Exercise brief: Pull every line holding the string "المتوسط" from the records below.
— BEGIN Records to process —
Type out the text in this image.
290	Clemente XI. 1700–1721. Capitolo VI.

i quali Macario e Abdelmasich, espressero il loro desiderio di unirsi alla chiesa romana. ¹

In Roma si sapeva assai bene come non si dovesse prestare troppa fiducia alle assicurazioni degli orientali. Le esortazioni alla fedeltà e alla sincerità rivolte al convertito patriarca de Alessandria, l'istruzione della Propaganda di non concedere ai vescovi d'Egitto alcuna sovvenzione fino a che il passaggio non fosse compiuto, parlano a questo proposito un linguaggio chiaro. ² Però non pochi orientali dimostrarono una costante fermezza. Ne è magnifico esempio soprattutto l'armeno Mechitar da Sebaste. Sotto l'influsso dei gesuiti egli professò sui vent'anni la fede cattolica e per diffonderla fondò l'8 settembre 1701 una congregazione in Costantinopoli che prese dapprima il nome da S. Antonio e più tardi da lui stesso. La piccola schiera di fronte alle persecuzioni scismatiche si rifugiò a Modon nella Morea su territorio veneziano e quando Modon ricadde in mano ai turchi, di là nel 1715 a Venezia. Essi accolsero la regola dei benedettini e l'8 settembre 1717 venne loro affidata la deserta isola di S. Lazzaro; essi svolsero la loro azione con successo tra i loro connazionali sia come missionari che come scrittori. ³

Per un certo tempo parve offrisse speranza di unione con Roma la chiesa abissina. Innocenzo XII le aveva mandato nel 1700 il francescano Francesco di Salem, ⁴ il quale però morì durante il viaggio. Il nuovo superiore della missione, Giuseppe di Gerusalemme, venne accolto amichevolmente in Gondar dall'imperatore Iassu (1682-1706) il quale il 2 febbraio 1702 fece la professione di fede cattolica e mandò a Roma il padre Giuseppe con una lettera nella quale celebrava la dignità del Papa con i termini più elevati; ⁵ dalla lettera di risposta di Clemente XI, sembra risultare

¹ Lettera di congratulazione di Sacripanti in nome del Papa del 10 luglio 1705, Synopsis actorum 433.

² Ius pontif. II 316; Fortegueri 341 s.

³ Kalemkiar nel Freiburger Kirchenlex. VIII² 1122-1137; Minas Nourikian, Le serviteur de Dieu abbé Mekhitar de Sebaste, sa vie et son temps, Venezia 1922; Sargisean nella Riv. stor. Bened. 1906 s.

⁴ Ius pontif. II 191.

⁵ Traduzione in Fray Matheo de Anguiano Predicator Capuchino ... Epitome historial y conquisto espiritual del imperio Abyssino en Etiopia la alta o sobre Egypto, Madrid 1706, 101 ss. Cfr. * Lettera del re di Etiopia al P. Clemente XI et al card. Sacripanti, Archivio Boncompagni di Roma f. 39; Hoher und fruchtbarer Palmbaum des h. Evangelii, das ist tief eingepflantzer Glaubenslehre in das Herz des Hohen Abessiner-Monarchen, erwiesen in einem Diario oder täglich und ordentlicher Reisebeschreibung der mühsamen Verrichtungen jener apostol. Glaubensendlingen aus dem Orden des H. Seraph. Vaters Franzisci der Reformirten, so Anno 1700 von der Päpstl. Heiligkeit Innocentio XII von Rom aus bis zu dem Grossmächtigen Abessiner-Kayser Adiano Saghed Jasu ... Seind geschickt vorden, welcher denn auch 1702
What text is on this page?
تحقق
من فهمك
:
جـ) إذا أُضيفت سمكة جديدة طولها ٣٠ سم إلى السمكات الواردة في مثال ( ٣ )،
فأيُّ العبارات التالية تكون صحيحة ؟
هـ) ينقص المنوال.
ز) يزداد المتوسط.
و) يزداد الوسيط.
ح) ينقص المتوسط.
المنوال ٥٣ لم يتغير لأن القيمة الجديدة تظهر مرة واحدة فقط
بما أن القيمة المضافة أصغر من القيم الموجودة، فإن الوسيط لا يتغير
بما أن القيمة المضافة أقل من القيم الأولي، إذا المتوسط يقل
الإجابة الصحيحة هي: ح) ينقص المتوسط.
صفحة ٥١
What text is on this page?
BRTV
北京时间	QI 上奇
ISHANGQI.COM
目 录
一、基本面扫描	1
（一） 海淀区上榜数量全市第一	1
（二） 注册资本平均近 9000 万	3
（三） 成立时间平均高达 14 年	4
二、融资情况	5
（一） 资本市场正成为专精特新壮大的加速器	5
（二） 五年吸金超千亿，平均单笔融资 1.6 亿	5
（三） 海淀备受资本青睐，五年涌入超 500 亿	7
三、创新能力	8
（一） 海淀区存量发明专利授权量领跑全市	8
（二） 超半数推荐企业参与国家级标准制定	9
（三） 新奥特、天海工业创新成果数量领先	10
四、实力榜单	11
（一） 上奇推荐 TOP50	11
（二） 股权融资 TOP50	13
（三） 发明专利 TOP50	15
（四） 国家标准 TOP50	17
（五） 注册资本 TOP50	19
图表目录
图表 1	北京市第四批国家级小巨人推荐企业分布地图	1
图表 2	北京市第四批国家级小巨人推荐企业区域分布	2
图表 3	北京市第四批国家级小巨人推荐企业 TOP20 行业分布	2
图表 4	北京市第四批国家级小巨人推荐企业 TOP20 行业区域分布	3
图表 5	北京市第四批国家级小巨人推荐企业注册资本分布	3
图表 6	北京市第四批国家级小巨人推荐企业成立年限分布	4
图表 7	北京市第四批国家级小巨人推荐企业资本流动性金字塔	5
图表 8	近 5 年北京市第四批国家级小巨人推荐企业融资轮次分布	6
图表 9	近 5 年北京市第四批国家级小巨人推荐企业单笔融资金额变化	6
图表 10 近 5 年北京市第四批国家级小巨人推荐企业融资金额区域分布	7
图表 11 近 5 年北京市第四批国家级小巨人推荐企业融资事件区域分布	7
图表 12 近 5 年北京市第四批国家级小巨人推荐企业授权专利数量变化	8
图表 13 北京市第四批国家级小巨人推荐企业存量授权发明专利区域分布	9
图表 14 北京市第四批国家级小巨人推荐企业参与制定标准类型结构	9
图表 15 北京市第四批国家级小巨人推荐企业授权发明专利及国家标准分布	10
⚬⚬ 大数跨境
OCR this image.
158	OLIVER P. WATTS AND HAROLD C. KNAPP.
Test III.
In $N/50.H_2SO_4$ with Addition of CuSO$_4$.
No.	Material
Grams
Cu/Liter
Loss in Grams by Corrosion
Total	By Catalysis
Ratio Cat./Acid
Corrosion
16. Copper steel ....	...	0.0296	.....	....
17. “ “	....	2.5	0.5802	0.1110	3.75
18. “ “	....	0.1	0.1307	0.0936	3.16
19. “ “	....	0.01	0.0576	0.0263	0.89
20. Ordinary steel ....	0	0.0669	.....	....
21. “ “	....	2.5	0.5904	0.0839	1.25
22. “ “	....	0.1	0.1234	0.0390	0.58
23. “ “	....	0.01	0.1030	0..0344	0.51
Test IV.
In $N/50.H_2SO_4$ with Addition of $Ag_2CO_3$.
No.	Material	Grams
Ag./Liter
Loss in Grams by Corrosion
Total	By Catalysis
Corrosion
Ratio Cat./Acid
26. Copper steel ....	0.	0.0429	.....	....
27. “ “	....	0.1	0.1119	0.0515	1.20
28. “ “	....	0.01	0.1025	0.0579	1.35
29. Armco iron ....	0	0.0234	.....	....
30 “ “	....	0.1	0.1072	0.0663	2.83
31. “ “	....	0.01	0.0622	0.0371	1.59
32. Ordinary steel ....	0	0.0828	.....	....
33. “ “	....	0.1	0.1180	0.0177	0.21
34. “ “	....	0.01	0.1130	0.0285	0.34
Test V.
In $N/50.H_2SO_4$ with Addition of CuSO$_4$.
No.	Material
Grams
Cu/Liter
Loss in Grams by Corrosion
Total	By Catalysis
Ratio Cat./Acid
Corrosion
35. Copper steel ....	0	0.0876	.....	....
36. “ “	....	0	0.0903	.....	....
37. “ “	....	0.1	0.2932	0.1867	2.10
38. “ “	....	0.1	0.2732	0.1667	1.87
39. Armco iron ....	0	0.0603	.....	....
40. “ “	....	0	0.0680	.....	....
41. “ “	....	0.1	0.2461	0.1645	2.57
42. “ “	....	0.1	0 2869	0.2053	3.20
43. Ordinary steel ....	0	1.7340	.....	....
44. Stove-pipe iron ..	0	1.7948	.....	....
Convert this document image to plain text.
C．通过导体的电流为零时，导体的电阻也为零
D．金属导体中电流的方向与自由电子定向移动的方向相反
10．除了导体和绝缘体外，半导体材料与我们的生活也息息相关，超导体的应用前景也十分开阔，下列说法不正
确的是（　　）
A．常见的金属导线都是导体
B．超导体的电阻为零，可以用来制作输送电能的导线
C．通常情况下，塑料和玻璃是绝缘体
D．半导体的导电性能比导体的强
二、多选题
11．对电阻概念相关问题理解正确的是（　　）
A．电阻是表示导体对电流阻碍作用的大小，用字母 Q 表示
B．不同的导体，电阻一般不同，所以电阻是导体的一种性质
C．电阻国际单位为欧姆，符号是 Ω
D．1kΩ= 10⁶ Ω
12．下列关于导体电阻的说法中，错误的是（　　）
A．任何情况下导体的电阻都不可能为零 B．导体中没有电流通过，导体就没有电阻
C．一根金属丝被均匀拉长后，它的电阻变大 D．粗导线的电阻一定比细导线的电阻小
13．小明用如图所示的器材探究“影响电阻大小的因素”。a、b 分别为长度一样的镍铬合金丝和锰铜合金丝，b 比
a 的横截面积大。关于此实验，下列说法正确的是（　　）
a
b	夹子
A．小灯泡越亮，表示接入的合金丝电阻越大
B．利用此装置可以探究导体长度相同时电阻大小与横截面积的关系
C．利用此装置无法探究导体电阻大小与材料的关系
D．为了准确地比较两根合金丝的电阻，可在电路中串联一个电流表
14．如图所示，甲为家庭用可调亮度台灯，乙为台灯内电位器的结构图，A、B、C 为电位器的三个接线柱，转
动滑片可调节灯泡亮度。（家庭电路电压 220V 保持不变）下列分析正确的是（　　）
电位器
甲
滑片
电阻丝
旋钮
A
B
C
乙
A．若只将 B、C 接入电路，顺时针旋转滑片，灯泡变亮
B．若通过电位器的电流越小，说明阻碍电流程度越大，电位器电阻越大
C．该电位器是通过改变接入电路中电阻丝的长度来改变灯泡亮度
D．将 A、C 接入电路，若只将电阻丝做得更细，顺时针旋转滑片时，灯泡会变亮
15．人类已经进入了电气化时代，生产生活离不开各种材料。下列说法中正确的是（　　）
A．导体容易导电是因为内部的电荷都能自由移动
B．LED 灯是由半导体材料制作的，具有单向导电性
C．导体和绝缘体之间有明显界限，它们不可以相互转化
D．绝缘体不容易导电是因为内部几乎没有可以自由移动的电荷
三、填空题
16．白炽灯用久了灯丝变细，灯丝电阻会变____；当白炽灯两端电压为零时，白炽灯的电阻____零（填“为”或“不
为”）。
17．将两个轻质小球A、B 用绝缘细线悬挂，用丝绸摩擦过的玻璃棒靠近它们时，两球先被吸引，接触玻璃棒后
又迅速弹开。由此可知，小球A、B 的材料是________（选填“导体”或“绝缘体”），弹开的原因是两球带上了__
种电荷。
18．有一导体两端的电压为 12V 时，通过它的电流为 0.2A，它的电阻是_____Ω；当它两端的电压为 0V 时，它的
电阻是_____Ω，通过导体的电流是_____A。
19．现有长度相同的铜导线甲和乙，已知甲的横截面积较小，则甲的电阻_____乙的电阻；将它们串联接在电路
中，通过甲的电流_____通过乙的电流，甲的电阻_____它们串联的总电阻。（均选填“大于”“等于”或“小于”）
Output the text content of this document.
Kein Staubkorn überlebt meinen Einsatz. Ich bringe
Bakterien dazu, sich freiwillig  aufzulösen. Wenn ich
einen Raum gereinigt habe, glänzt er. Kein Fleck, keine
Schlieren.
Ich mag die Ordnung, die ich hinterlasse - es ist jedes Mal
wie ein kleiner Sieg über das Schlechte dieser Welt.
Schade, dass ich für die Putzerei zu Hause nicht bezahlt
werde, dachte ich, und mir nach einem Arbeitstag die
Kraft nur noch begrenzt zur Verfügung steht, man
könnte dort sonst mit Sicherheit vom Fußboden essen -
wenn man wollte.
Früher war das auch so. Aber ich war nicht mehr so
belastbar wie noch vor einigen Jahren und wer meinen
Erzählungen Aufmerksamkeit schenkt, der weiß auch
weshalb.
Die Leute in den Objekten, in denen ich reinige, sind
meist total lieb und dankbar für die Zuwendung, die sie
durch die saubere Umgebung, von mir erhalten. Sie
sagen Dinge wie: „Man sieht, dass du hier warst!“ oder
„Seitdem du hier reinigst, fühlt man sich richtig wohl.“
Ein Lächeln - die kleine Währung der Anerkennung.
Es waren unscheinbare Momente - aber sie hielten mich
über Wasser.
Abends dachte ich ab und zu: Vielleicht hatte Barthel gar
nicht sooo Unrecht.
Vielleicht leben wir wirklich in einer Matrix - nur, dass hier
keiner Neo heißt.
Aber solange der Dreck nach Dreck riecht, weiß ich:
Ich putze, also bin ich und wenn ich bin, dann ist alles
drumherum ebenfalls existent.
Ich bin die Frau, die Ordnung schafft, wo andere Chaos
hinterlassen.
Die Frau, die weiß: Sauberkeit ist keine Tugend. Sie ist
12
— END Records to process —
Solution below:
ز) يزداد المتوسط.
ح) ينقص المتوسط.
بما أن القيمة المضافة أقل من القيم الأولي، إذا المتوسط يقل
الإجابة الصحيحة هي: ح) ينقص المتوسط.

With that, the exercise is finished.